## REQUIREMENT
Nothing in the records should be altered; retype them all exactly.

*** Opening RECORD SET ***

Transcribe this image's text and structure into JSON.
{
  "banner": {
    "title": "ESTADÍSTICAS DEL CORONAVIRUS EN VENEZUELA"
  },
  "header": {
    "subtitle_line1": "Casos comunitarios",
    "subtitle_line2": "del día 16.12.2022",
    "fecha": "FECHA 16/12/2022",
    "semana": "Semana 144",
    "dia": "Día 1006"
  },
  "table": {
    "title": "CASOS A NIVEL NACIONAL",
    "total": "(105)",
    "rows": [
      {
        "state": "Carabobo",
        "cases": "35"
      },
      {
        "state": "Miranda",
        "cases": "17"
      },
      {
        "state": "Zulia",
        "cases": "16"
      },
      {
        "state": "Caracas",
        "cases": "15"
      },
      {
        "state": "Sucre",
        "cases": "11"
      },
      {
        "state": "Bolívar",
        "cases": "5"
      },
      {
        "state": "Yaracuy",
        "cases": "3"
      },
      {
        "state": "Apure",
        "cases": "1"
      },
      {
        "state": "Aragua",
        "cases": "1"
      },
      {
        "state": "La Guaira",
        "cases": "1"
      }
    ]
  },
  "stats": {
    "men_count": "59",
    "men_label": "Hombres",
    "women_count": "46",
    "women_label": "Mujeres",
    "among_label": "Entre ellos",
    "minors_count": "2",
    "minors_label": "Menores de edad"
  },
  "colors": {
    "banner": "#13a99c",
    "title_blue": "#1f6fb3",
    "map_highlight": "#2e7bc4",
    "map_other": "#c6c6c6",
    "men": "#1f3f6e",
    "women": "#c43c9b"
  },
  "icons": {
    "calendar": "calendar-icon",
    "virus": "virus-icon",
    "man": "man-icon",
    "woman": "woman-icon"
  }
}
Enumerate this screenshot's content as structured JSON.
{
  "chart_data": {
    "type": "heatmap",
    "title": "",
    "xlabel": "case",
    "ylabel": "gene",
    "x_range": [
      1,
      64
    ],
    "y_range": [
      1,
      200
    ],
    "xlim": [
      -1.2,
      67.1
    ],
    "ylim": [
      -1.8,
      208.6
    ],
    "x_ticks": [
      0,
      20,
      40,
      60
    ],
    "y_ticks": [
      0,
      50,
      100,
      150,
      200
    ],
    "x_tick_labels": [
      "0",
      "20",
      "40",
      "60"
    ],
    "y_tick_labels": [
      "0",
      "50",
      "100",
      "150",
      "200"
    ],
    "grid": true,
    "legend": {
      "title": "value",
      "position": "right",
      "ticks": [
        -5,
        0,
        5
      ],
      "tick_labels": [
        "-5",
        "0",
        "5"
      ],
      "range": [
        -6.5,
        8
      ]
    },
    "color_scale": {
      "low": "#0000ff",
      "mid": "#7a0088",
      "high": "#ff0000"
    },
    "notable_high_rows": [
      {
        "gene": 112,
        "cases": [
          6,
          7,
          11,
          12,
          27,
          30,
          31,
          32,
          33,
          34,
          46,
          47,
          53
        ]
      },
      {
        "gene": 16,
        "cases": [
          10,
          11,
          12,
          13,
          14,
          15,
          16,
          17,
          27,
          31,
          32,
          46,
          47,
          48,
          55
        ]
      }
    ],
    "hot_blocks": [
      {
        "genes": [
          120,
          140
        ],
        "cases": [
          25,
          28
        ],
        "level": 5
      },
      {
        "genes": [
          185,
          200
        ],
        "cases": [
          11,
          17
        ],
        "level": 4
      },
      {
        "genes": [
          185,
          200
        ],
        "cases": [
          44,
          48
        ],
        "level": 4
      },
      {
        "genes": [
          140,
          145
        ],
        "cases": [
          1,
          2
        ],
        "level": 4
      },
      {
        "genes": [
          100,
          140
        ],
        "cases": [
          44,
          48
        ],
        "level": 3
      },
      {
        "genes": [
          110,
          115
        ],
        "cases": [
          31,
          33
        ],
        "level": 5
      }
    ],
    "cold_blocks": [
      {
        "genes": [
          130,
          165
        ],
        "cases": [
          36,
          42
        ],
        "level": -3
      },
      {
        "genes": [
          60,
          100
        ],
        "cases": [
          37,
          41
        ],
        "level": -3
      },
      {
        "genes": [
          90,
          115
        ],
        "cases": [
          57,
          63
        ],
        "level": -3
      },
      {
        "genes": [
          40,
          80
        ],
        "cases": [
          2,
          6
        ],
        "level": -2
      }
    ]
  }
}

*** Closing RECORD SET ***

## SOLUTION TO THIS EXERCISE
Transcribe this image's text and structure into JSON.
{
  "banner": {
    "title": "ESTADÍSTICAS DEL CORONAVIRUS EN VENEZUELA"
  },
  "header": {
    "subtitle_line1": "Casos comunitarios",
    "subtitle_line2": "del día 16.12.2022",
    "fecha": "FECHA 16/12/2022",
    "semana": "Semana 144",
    "dia": "Día 1006"
  },
  "table": {
    "title": "CASOS A NIVEL NACIONAL",
    "total": "(105)",
    "rows": [
      {
        "state": "Carabobo",
        "cases": "35"
      },
      {
        "state": "Miranda",
        "cases": "17"
      },
      {
        "state": "Zulia",
        "cases": "16"
      },
      {
        "state": "Caracas",
        "cases": "15"
      },
      {
        "state": "Sucre",
        "cases": "11"
      },
      {
        "state": "Bolívar",
        "cases": "5"
      },
      {
        "state": "Yaracuy",
        "cases": "3"
      },
      {
        "state": "Apure",
        "cases": "1"
      },
      {
        "state": "Aragua",
        "cases": "1"
      },
      {
        "state": "La Guaira",
        "cases": "1"
      }
    ]
  },
  "stats": {
    "men_count": "59",
    "men_label": "Hombres",
    "women_count": "46",
    "women_label": "Mujeres",
    "among_label": "Entre ellos",
    "minors_count": "2",
    "minors_label": "Menores de edad"
  },
  "colors": {
    "banner": "#13a99c",
    "title_blue": "#1f6fb3",
    "map_highlight": "#2e7bc4",
    "map_other": "#c6c6c6",
    "men": "#1f3f6e",
    "women": "#c43c9b"
  },
  "icons": {
    "calendar": "calendar-icon",
    "virus": "virus-icon",
    "man": "man-icon",
    "woman": "woman-icon"
  }
}
Enumerate this screenshot's content as structured JSON.
{
  "chart_data": {
    "type": "heatmap",
    "title": "",
    "xlabel": "case",
    "ylabel": "gene",
    "x_range": [
      1,
      64
    ],
    "y_range": [
      1,
      200
    ],
    "xlim": [
      -1.2,
      67.1
    ],
    "ylim": [
      -1.8,
      208.6
    ],
    "x_ticks": [
      0,
      20,
      40,
      60
    ],
    "y_ticks": [
      0,
      50,
      100,
      150,
      200
    ],
    "x_tick_labels": [
      "0",
      "20",
      "40",
      "60"
    ],
    "y_tick_labels": [
      "0",
      "50",
      "100",
      "150",
      "200"
    ],
    "grid": true,
    "legend": {
      "title": "value",
      "position": "right",
      "ticks": [
        -5,
        0,
        5
      ],
      "tick_labels": [
        "-5",
        "0",
        "5"
      ],
      "range": [
        -6.5,
        8
      ]
    },
    "color_scale": {
      "low": "#0000ff",
      "mid": "#7a0088",
      "high": "#ff0000"
    },
    "notable_high_rows": [
      {
        "gene": 112,
        "cases": [
          6,
          7,
          11,
          12,
          27,
          30,
          31,
          32,
          33,
          34,
          46,
          47,
          53
        ]
      },
      {
        "gene": 16,
        "cases": [
          10,
          11,
          12,
          13,
          14,
          15,
          16,
          17,
          27,
          31,
          32,
          46,
          47,
          48,
          55
        ]
      }
    ],
    "hot_blocks": [
      {
        "genes": [
          120,
          140
        ],
        "cases": [
          25,
          28
        ],
        "level": 5
      },
      {
        "genes": [
          185,
          200
        ],
        "cases": [
          11,
          17
        ],
        "level": 4
      },
      {
        "genes": [
          185,
          200
        ],
        "cases": [
          44,
          48
        ],
        "level": 4
      },
      {
        "genes": [
          140,
          145
        ],
        "cases": [
          1,
          2
        ],
        "level": 4
      },
      {
        "genes": [
          100,
          140
        ],
        "cases": [
          44,
          48
        ],
        "level": 3
      },
      {
        "genes": [
          110,
          115
        ],
        "cases": [
          31,
          33
        ],
        "level": 5
      }
    ],
    "cold_blocks": [
      {
        "genes": [
          130,
          165
        ],
        "cases": [
          36,
          42
        ],
        "level": -3
      },
      {
        "genes": [
          60,
          100
        ],
        "cases": [
          37,
          41
        ],
        "level": -3
      },
      {
        "genes": [
          90,
          115
        ],
        "cases": [
          57,
          63
        ],
        "level": -3
      },
      {
        "genes": [
          40,
          80
        ],
        "cases": [
          2,
          6
        ],
        "level": -2
      }
    ]
  }
}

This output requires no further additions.